• WHAT IS REQUIRED:
Retype the full set of records. Keep every character identical.

------------------------------------

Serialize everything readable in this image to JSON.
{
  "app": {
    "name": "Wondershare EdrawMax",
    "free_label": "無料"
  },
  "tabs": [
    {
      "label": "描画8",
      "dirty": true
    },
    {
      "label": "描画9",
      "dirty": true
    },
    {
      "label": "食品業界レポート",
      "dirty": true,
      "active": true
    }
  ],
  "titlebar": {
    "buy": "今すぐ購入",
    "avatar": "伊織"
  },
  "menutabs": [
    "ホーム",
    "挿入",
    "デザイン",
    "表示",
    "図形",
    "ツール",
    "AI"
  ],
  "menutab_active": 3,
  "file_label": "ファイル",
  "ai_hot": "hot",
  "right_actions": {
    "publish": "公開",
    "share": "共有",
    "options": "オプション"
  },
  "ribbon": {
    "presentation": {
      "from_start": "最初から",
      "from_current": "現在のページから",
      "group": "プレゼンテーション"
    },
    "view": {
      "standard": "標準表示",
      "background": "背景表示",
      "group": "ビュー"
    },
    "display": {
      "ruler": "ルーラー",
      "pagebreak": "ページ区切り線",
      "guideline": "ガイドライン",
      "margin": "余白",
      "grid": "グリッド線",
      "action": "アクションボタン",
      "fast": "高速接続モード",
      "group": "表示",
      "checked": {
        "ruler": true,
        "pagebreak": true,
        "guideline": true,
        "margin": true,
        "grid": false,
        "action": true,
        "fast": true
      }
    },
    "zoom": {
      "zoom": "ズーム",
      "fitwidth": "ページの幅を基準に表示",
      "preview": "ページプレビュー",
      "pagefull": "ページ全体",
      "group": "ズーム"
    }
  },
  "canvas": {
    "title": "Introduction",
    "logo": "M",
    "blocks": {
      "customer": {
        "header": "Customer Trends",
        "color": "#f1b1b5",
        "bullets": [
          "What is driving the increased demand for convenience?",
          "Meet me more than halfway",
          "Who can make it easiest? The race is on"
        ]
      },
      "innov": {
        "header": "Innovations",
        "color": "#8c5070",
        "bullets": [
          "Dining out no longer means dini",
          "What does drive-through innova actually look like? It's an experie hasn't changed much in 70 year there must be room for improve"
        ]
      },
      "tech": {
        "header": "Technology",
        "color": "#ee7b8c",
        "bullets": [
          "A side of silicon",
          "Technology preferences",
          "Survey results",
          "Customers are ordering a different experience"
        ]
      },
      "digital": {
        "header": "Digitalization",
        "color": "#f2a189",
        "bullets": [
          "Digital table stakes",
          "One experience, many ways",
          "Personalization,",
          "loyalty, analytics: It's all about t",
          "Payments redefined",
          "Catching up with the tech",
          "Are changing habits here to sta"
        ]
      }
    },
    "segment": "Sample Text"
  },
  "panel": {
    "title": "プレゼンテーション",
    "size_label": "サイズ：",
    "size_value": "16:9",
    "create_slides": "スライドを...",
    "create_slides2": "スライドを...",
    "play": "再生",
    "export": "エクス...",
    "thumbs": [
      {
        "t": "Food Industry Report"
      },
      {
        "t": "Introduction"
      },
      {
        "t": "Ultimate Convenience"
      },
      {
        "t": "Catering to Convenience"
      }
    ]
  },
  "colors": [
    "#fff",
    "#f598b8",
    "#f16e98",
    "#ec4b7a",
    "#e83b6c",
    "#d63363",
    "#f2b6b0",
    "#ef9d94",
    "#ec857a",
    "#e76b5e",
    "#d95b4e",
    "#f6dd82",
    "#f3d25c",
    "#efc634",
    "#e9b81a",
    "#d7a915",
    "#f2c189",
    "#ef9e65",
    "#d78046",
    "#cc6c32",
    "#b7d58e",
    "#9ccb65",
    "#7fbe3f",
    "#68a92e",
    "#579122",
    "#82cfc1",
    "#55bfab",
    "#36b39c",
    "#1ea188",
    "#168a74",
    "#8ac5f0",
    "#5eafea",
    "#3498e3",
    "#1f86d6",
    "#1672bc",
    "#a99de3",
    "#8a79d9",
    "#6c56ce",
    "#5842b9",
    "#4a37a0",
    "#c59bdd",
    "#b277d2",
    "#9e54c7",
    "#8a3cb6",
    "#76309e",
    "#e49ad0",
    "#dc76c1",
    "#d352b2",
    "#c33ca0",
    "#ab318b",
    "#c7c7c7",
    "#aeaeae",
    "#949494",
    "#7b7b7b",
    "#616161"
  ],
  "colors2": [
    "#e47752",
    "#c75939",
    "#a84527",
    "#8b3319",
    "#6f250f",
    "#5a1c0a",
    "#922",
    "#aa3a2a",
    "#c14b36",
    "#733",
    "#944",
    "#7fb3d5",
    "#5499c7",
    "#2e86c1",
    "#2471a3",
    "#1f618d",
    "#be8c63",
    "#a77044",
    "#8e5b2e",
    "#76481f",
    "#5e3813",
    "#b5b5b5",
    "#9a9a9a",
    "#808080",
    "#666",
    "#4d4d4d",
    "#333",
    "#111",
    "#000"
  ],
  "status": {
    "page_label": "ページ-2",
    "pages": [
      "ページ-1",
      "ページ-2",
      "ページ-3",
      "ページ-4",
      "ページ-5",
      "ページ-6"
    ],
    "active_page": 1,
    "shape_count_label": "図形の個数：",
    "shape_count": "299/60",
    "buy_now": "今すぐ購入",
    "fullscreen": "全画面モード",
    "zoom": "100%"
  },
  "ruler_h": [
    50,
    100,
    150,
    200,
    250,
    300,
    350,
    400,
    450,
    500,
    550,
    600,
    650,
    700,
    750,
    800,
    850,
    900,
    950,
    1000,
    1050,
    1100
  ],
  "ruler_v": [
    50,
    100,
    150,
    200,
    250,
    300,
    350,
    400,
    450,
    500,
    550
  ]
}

------------------------------------

• SOLUTION:
Serialize everything readable in this image to JSON.
{
  "app": {
    "name": "Wondershare EdrawMax",
    "free_label": "無料"
  },
  "tabs": [
    {
      "label": "描画8",
      "dirty": true
    },
    {
      "label": "描画9",
      "dirty": true
    },
    {
      "label": "食品業界レポート",
      "dirty": true,
      "active": true
    }
  ],
  "titlebar": {
    "buy": "今すぐ購入",
    "avatar": "伊織"
  },
  "menutabs": [
    "ホーム",
    "挿入",
    "デザイン",
    "表示",
    "図形",
    "ツール",
    "AI"
  ],
  "menutab_active": 3,
  "file_label": "ファイル",
  "ai_hot": "hot",
  "right_actions": {
    "publish": "公開",
    "share": "共有",
    "options": "オプション"
  },
  "ribbon": {
    "presentation": {
      "from_start": "最初から",
      "from_current": "現在のページから",
      "group": "プレゼンテーション"
    },
    "view": {
      "standard": "標準表示",
      "background": "背景表示",
      "group": "ビュー"
    },
    "display": {
      "ruler": "ルーラー",
      "pagebreak": "ページ区切り線",
      "guideline": "ガイドライン",
      "margin": "余白",
      "grid": "グリッド線",
      "action": "アクションボタン",
      "fast": "高速接続モード",
      "group": "表示",
      "checked": {
        "ruler": true,
        "pagebreak": true,
        "guideline": true,
        "margin": true,
        "grid": false,
        "action": true,
        "fast": true
      }
    },
    "zoom": {
      "zoom": "ズーム",
      "fitwidth": "ページの幅を基準に表示",
      "preview": "ページプレビュー",
      "pagefull": "ページ全体",
      "group": "ズーム"
    }
  },
  "canvas": {
    "title": "Introduction",
    "logo": "M",
    "blocks": {
      "customer": {
        "header": "Customer Trends",
        "color": "#f1b1b5",
        "bullets": [
          "What is driving the increased demand for convenience?",
          "Meet me more than halfway",
          "Who can make it easiest? The race is on"
        ]
      },
      "innov": {
        "header": "Innovations",
        "color": "#8c5070",
        "bullets": [
          "Dining out no longer means dini",
          "What does drive-through innova actually look like? It's an experie hasn't changed much in 70 year there must be room for improve"
        ]
      },
      "tech": {
        "header": "Technology",
        "color": "#ee7b8c",
        "bullets": [
          "A side of silicon",
          "Technology preferences",
          "Survey results",
          "Customers are ordering a different experience"
        ]
      },
      "digital": {
        "header": "Digitalization",
        "color": "#f2a189",
        "bullets": [
          "Digital table stakes",
          "One experience, many ways",
          "Personalization,",
          "loyalty, analytics: It's all about t",
          "Payments redefined",
          "Catching up with the tech",
          "Are changing habits here to sta"
        ]
      }
    },
    "segment": "Sample Text"
  },
  "panel": {
    "title": "プレゼンテーション",
    "size_label": "サイズ：",
    "size_value": "16:9",
    "create_slides": "スライドを...",
    "create_slides2": "スライドを...",
    "play": "再生",
    "export": "エクス...",
    "thumbs": [
      {
        "t": "Food Industry Report"
      },
      {
        "t": "Introduction"
      },
      {
        "t": "Ultimate Convenience"
      },
      {
        "t": "Catering to Convenience"
      }
    ]
  },
  "colors": [
    "#fff",
    "#f598b8",
    "#f16e98",
    "#ec4b7a",
    "#e83b6c",
    "#d63363",
    "#f2b6b0",
    "#ef9d94",
    "#ec857a",
    "#e76b5e",
    "#d95b4e",
    "#f6dd82",
    "#f3d25c",
    "#efc634",
    "#e9b81a",
    "#d7a915",
    "#f2c189",
    "#ef9e65",
    "#d78046",
    "#cc6c32",
    "#b7d58e",
    "#9ccb65",
    "#7fbe3f",
    "#68a92e",
    "#579122",
    "#82cfc1",
    "#55bfab",
    "#36b39c",
    "#1ea188",
    "#168a74",
    "#8ac5f0",
    "#5eafea",
    "#3498e3",
    "#1f86d6",
    "#1672bc",
    "#a99de3",
    "#8a79d9",
    "#6c56ce",
    "#5842b9",
    "#4a37a0",
    "#c59bdd",
    "#b277d2",
    "#9e54c7",
    "#8a3cb6",
    "#76309e",
    "#e49ad0",
    "#dc76c1",
    "#d352b2",
    "#c33ca0",
    "#ab318b",
    "#c7c7c7",
    "#aeaeae",
    "#949494",
    "#7b7b7b",
    "#616161"
  ],
  "colors2": [
    "#e47752",
    "#c75939",
    "#a84527",
    "#8b3319",
    "#6f250f",
    "#5a1c0a",
    "#922",
    "#aa3a2a",
    "#c14b36",
    "#733",
    "#944",
    "#7fb3d5",
    "#5499c7",
    "#2e86c1",
    "#2471a3",
    "#1f618d",
    "#be8c63",
    "#a77044",
    "#8e5b2e",
    "#76481f",
    "#5e3813",
    "#b5b5b5",
    "#9a9a9a",
    "#808080",
    "#666",
    "#4d4d4d",
    "#333",
    "#111",
    "#000"
  ],
  "status": {
    "page_label": "ページ-2",
    "pages": [
      "ページ-1",
      "ページ-2",
      "ページ-3",
      "ページ-4",
      "ページ-5",
      "ページ-6"
    ],
    "active_page": 1,
    "shape_count_label": "図形の個数：",
    "shape_count": "299/60",
    "buy_now": "今すぐ購入",
    "fullscreen": "全画面モード",
    "zoom": "100%"
  },
  "ruler_h": [
    50,
    100,
    150,
    200,
    250,
    300,
    350,
    400,
    450,
    500,
    550,
    600,
    650,
    700,
    750,
    800,
    850,
    900,
    950,
    1000,
    1050,
    1100
  ],
  "ruler_v": [
    50,
    100,
    150,
    200,
    250,
    300,
    350,
    400,
    450,
    500,
    550
  ]
}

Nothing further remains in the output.